• **GOAL**
Every line in the listing is to be echoed verbatim.

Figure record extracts
=======

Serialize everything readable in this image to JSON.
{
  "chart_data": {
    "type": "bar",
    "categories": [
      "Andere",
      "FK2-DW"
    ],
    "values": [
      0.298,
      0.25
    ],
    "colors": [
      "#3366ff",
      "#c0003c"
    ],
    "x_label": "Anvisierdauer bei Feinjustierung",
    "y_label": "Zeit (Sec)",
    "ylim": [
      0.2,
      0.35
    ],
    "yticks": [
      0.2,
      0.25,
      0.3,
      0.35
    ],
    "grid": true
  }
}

=======

• **EXERCISE OUTPUT**
Serialize everything readable in this image to JSON.
{
  "chart_data": {
    "type": "bar",
    "categories": [
      "Andere",
      "FK2-DW"
    ],
    "values": [
      0.298,
      0.25
    ],
    "colors": [
      "#3366ff",
      "#c0003c"
    ],
    "x_label": "Anvisierdauer bei Feinjustierung",
    "y_label": "Zeit (Sec)",
    "ylim": [
      0.2,
      0.35
    ],
    "yticks": [
      0.2,
      0.25,
      0.3,
      0.35
    ],
    "grid": true
  }
}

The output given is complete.